(Entries from a dataset)
┌────────

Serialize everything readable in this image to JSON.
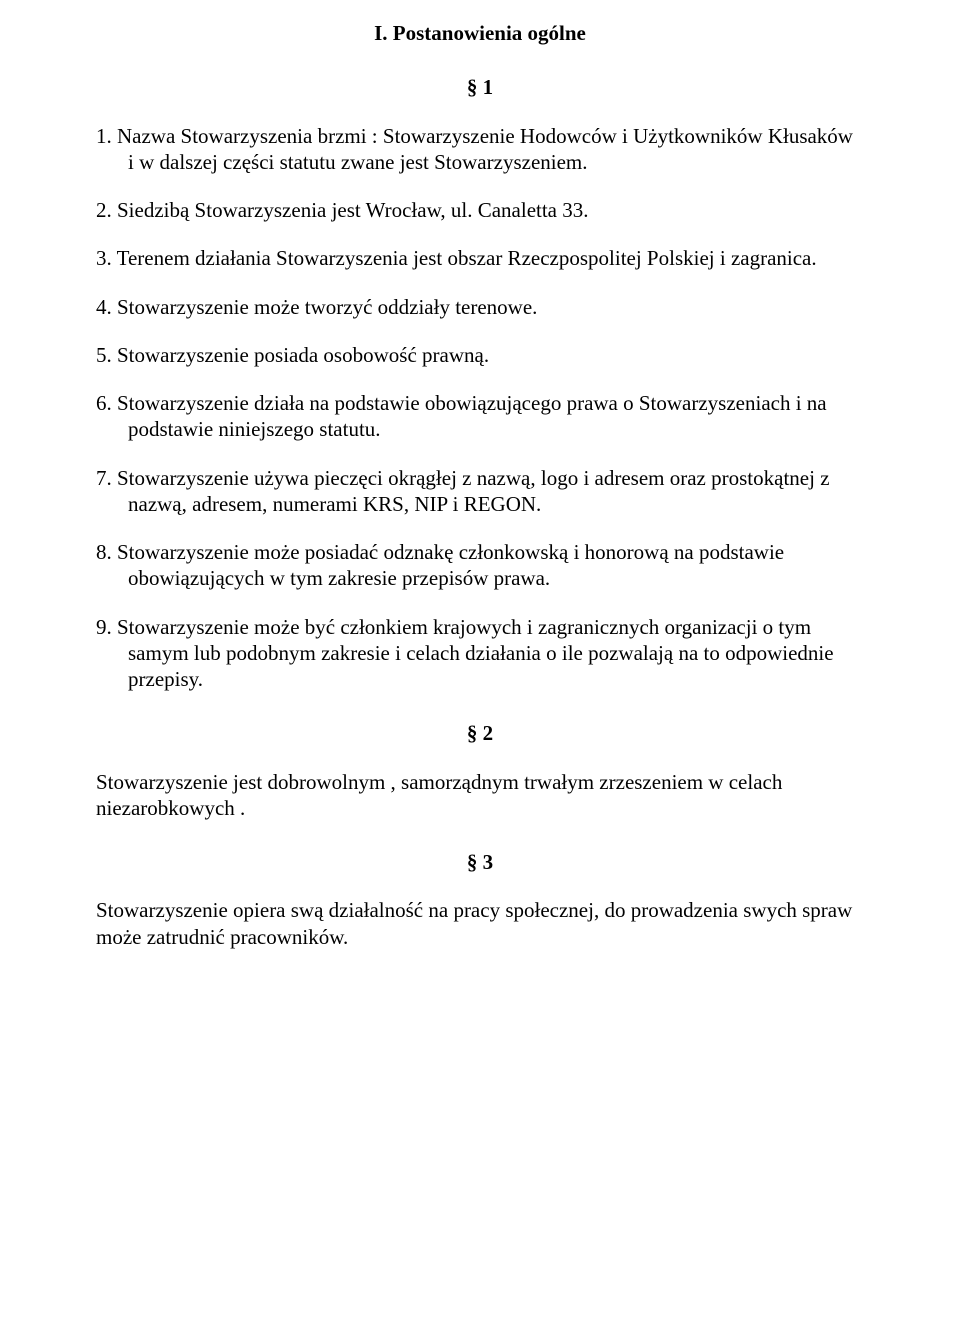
{
  "title": "I. Postanowienia ogólne",
  "s1": {
    "mark": "§ 1",
    "items": [
      "1. Nazwa Stowarzyszenia brzmi : Stowarzyszenie Hodowców i Użytkowników Kłusaków i w dalszej części statutu zwane jest Stowarzyszeniem.",
      "2. Siedzibą Stowarzyszenia jest Wrocław, ul. Canaletta 33.",
      "3. Terenem działania Stowarzyszenia jest obszar Rzeczpospolitej Polskiej i zagranica.",
      "4. Stowarzyszenie może tworzyć oddziały terenowe.",
      "5. Stowarzyszenie posiada osobowość prawną.",
      "6. Stowarzyszenie działa na podstawie obowiązującego prawa o Stowarzyszeniach i na podstawie niniejszego statutu.",
      "7. Stowarzyszenie używa pieczęci okrągłej z nazwą,  logo i adresem  oraz prostokątnej z nazwą, adresem, numerami KRS, NIP i REGON.",
      "8. Stowarzyszenie może posiadać odznakę członkowską i honorową na podstawie obowiązujących w tym zakresie przepisów prawa.",
      "9. Stowarzyszenie może być członkiem krajowych i zagranicznych organizacji o tym samym lub podobnym zakresie i celach działania o ile pozwalają na to odpowiednie przepisy."
    ]
  },
  "s2": {
    "mark": "§ 2",
    "text": "Stowarzyszenie jest dobrowolnym , samorządnym trwałym zrzeszeniem w celach niezarobkowych ."
  },
  "s3": {
    "mark": "§ 3",
    "text": "Stowarzyszenie opiera swą działalność na pracy społecznej, do prowadzenia swych spraw może zatrudnić pracowników."
  }
}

└────────

▶ PROBLEM TO WORK ON
Pictures are excluded; copy all other data exactly as shown.

▶ OUTPUT OF THE EXERCISE
Serialize everything readable in this image to JSON.
{
  "title": "I. Postanowienia ogólne",
  "s1": {
    "mark": "§ 1",
    "items": [
      "1. Nazwa Stowarzyszenia brzmi : Stowarzyszenie Hodowców i Użytkowników Kłusaków i w dalszej części statutu zwane jest Stowarzyszeniem.",
      "2. Siedzibą Stowarzyszenia jest Wrocław, ul. Canaletta 33.",
      "3. Terenem działania Stowarzyszenia jest obszar Rzeczpospolitej Polskiej i zagranica.",
      "4. Stowarzyszenie może tworzyć oddziały terenowe.",
      "5. Stowarzyszenie posiada osobowość prawną.",
      "6. Stowarzyszenie działa na podstawie obowiązującego prawa o Stowarzyszeniach i na podstawie niniejszego statutu.",
      "7. Stowarzyszenie używa pieczęci okrągłej z nazwą,  logo i adresem  oraz prostokątnej z nazwą, adresem, numerami KRS, NIP i REGON.",
      "8. Stowarzyszenie może posiadać odznakę członkowską i honorową na podstawie obowiązujących w tym zakresie przepisów prawa.",
      "9. Stowarzyszenie może być członkiem krajowych i zagranicznych organizacji o tym samym lub podobnym zakresie i celach działania o ile pozwalają na to odpowiednie przepisy."
    ]
  },
  "s2": {
    "mark": "§ 2",
    "text": "Stowarzyszenie jest dobrowolnym , samorządnym trwałym zrzeszeniem w celach niezarobkowych ."
  },
  "s3": {
    "mark": "§ 3",
    "text": "Stowarzyszenie opiera swą działalność na pracy społecznej, do prowadzenia swych spraw może zatrudnić pracowników."
  }
}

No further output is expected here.